• [Data shown]:
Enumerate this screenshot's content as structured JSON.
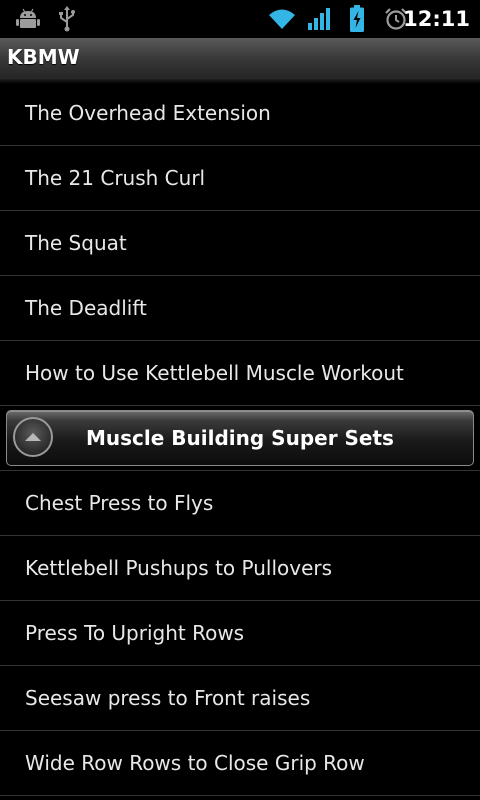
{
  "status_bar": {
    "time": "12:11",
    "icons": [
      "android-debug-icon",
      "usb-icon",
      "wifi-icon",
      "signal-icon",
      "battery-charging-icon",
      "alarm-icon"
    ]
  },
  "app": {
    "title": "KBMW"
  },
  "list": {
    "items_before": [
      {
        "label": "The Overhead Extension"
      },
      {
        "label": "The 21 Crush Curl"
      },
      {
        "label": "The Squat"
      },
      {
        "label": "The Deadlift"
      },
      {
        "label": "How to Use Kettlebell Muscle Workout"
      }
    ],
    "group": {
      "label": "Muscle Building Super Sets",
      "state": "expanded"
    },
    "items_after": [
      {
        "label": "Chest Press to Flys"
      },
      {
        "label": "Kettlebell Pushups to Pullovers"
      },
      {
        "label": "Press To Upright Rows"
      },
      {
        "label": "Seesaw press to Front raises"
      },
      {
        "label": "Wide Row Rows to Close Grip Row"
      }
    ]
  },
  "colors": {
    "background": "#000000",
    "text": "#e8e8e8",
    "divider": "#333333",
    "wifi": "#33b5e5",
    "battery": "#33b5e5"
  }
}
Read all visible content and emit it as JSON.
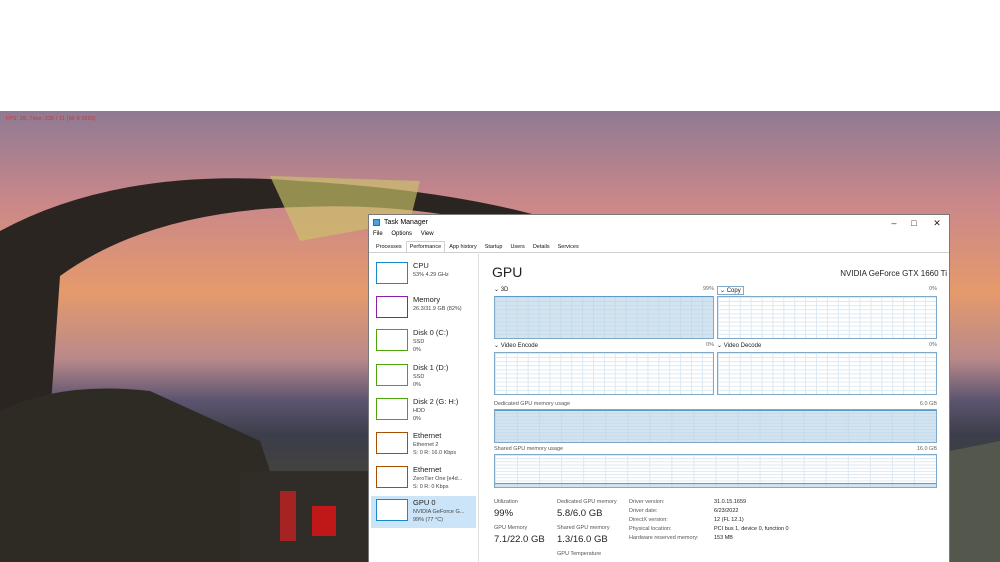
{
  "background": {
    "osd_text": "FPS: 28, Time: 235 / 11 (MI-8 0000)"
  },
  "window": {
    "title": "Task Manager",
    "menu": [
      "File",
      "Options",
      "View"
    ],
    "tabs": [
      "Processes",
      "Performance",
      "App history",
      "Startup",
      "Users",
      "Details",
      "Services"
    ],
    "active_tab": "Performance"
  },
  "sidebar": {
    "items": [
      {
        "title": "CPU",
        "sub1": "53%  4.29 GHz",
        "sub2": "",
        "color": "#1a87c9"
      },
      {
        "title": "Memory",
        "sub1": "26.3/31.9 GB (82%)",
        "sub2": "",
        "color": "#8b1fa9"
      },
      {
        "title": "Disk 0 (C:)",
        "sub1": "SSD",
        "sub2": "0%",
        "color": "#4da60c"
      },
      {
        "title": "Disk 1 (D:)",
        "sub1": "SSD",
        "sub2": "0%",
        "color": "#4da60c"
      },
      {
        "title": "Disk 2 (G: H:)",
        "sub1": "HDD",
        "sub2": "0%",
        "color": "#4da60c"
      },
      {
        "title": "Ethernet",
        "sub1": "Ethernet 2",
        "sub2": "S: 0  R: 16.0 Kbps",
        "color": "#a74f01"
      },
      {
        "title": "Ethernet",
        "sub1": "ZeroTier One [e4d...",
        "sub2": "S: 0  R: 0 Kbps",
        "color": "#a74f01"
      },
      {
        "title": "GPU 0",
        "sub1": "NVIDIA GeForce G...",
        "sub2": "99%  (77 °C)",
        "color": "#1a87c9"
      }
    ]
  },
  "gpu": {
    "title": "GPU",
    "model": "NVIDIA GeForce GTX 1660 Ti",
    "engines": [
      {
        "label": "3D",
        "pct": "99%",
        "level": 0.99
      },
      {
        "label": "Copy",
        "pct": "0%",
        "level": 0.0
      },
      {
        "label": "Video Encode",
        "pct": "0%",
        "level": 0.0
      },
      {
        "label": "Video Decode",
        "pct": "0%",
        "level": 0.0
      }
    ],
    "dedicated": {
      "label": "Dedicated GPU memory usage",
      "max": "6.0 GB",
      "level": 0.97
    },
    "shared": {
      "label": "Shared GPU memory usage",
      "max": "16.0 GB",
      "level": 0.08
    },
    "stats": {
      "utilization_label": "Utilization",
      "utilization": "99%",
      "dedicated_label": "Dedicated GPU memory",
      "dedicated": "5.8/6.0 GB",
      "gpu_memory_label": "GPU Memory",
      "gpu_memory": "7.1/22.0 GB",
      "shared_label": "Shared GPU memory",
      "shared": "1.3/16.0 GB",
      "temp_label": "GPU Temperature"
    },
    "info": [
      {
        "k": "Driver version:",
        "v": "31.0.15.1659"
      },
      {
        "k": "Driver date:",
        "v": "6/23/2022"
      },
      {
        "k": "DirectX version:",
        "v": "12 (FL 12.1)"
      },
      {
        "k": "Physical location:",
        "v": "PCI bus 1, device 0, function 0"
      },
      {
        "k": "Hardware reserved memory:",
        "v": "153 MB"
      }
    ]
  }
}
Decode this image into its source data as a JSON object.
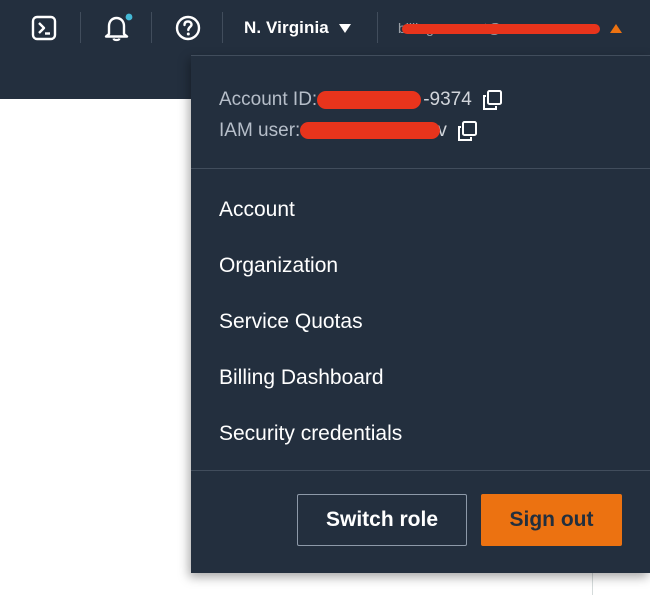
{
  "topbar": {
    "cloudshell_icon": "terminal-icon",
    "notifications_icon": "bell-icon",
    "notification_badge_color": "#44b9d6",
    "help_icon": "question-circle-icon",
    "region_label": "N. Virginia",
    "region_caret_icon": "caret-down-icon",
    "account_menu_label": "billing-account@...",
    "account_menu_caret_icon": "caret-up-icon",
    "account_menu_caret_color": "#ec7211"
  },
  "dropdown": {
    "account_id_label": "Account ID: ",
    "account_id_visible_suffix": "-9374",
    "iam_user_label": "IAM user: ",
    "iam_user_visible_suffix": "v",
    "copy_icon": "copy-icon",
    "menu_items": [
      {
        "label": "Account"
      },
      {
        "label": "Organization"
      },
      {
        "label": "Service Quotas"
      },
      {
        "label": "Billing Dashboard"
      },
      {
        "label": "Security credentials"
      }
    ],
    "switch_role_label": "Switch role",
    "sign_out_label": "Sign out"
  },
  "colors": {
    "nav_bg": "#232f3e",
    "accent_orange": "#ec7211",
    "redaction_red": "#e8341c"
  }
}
...
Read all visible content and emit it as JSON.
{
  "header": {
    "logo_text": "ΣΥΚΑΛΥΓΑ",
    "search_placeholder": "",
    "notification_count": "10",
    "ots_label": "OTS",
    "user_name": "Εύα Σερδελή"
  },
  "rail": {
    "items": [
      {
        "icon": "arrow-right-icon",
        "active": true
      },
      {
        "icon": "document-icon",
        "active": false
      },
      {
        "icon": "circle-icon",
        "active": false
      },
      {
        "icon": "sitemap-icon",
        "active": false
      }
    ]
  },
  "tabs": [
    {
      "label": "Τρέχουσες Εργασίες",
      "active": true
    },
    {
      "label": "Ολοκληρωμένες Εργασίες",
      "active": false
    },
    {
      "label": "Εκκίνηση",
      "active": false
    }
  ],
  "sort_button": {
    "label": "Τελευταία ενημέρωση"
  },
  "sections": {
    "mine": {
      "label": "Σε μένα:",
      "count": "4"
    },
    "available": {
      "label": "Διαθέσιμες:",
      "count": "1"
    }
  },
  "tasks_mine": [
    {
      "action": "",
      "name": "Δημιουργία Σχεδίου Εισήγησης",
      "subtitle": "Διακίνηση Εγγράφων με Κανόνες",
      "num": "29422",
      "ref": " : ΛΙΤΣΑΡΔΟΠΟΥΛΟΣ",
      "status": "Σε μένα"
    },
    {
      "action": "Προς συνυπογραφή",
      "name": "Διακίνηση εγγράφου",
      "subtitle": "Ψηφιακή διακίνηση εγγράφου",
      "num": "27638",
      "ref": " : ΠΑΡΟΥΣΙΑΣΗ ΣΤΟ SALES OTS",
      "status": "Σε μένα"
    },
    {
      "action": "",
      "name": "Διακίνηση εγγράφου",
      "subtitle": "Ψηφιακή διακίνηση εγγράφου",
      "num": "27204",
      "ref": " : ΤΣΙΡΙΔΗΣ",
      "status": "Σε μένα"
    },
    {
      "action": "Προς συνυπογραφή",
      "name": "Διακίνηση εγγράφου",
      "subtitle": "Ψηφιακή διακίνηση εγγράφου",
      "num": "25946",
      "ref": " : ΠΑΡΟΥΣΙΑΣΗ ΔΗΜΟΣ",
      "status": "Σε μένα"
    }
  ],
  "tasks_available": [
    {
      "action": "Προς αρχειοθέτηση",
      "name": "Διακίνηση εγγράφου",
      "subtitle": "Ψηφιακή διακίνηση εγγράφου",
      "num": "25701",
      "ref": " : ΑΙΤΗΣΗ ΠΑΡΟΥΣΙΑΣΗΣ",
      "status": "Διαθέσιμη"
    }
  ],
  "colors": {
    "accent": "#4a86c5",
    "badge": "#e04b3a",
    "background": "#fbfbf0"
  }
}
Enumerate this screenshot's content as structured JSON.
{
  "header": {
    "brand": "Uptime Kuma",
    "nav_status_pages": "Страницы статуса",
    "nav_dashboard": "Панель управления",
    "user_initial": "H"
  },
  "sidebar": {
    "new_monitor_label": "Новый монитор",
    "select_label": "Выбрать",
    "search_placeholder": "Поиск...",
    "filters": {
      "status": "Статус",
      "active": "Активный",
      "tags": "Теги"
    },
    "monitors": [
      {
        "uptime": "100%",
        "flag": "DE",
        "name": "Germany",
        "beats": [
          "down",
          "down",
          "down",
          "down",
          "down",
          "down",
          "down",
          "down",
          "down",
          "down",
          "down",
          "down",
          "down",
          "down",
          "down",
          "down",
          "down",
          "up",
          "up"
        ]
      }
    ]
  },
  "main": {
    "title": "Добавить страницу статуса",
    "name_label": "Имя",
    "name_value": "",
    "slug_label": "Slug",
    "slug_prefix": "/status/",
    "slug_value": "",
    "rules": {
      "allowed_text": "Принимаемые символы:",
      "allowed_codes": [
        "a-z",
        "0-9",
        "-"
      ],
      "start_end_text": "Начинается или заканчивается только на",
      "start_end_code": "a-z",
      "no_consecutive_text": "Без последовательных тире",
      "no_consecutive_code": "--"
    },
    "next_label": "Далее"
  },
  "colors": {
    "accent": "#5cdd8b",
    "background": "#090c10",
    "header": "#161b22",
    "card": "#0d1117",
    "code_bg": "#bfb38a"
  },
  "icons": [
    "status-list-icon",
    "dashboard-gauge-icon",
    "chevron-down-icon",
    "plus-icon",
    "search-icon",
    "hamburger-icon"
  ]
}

• [Short task]: Locate the lines above that hold the word "Εργασίες". Show every one of them.

• [Solution below]:
      "label": "Τρέχουσες Εργασίες",
      "label": "Ολοκληρωμένες Εργασίες",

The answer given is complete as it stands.